▶ _What you will do_: Give only the number of lines in the data that include the string "Year".

▶ _Records to use_:
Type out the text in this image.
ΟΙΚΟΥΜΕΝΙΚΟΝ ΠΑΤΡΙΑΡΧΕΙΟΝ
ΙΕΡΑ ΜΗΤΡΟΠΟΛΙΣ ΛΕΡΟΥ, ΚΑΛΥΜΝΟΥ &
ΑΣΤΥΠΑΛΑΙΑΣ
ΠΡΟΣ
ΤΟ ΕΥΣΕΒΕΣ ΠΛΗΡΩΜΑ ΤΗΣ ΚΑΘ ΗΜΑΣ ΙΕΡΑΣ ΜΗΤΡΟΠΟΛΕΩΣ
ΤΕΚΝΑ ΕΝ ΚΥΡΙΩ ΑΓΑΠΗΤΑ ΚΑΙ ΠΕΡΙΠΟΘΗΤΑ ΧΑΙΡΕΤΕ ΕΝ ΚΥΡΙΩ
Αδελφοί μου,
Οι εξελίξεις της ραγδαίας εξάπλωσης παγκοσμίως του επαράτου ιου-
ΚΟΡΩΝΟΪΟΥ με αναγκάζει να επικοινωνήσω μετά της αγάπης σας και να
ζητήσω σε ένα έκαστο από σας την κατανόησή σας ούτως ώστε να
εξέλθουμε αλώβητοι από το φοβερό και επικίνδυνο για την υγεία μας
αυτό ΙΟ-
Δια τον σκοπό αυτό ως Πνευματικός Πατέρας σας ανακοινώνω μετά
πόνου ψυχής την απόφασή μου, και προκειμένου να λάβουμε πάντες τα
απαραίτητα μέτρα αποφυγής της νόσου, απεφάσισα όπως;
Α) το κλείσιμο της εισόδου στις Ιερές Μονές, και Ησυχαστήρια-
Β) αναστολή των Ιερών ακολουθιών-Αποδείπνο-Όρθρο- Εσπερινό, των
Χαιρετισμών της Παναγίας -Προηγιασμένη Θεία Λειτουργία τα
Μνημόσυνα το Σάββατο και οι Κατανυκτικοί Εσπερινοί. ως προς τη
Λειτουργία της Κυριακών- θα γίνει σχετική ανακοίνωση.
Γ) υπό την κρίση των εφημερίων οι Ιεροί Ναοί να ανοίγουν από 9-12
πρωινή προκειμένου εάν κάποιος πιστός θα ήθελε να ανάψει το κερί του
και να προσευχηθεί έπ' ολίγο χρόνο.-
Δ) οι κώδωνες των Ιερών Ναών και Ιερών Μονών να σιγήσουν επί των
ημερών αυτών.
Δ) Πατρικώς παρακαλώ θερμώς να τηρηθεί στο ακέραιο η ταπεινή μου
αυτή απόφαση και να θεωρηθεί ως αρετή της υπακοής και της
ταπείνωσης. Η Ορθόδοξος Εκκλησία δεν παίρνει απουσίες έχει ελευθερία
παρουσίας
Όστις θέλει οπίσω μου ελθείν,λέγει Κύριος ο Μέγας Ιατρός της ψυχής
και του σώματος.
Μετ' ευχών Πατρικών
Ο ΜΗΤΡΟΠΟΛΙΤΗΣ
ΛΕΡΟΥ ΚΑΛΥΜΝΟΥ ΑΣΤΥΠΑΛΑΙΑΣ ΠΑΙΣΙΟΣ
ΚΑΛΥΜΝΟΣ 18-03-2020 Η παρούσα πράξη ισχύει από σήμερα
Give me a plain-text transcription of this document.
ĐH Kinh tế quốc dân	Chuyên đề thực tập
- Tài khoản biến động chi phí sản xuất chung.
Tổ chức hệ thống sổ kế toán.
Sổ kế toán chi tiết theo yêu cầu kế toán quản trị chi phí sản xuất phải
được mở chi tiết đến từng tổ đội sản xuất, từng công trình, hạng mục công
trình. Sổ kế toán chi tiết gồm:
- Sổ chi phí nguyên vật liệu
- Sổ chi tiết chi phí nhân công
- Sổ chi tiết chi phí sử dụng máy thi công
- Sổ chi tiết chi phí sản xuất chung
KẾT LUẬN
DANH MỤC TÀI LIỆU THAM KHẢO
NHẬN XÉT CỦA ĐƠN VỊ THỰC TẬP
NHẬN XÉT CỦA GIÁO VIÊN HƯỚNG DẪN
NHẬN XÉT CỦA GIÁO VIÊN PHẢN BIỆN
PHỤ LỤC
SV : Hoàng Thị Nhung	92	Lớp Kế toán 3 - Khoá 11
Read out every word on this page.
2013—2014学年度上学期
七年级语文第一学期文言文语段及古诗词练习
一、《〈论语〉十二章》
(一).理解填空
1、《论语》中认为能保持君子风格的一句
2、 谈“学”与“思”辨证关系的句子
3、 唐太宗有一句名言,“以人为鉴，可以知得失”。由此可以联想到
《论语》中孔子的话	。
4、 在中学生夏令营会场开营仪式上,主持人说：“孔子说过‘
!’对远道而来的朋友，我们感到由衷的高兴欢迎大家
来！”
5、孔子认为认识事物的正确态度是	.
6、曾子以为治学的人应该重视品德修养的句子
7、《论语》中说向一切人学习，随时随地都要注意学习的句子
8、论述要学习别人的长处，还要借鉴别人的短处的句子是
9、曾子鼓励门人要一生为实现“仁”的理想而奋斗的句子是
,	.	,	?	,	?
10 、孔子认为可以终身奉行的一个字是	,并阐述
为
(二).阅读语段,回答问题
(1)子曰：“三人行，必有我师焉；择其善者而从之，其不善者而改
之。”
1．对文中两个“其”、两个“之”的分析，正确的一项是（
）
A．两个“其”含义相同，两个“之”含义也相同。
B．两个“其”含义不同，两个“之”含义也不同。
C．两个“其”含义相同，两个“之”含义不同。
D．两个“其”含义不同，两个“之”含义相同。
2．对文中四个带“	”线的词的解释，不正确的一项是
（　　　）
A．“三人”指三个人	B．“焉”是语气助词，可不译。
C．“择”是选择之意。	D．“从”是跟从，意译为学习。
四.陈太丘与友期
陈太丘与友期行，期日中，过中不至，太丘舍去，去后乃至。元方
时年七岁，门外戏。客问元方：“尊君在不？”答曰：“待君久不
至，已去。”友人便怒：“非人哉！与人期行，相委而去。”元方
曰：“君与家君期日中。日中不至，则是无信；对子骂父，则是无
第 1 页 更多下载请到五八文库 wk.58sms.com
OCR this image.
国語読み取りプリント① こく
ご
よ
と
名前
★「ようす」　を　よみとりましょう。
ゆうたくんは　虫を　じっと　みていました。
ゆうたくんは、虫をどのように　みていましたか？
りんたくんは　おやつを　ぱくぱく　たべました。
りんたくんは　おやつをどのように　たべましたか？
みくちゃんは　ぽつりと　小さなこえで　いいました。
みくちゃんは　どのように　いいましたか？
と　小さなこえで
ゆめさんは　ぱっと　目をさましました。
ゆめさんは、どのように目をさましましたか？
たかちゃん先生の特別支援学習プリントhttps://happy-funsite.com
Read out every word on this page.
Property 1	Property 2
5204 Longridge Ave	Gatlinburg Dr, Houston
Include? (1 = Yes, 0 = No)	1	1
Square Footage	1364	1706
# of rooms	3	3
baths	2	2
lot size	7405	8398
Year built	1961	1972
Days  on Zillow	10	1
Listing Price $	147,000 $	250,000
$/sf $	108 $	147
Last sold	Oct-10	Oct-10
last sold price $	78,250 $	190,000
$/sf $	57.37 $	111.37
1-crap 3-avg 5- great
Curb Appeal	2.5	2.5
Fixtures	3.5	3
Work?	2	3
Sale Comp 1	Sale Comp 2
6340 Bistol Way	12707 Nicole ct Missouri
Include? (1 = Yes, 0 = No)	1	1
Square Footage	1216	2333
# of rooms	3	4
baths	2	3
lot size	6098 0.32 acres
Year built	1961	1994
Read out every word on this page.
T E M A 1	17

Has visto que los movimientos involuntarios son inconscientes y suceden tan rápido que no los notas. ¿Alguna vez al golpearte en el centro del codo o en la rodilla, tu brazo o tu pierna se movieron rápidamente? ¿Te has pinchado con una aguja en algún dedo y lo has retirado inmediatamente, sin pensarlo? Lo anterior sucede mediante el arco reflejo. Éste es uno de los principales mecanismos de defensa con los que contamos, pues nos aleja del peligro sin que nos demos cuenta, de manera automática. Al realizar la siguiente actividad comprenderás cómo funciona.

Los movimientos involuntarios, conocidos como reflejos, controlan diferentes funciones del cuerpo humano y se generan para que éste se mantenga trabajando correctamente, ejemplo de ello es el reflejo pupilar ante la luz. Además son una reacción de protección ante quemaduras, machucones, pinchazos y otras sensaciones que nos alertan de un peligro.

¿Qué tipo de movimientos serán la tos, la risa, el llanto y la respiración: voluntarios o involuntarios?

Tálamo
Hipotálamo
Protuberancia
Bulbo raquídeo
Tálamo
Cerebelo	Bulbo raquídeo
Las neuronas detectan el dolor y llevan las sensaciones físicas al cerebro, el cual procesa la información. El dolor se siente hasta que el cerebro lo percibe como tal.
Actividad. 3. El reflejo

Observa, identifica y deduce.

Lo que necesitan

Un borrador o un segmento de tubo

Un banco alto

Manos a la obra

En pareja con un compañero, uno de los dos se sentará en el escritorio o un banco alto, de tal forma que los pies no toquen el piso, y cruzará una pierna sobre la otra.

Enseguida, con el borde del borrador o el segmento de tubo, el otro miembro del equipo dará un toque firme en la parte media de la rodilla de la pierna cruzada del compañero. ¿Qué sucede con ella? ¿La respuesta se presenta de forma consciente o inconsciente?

▶ _Response_: 2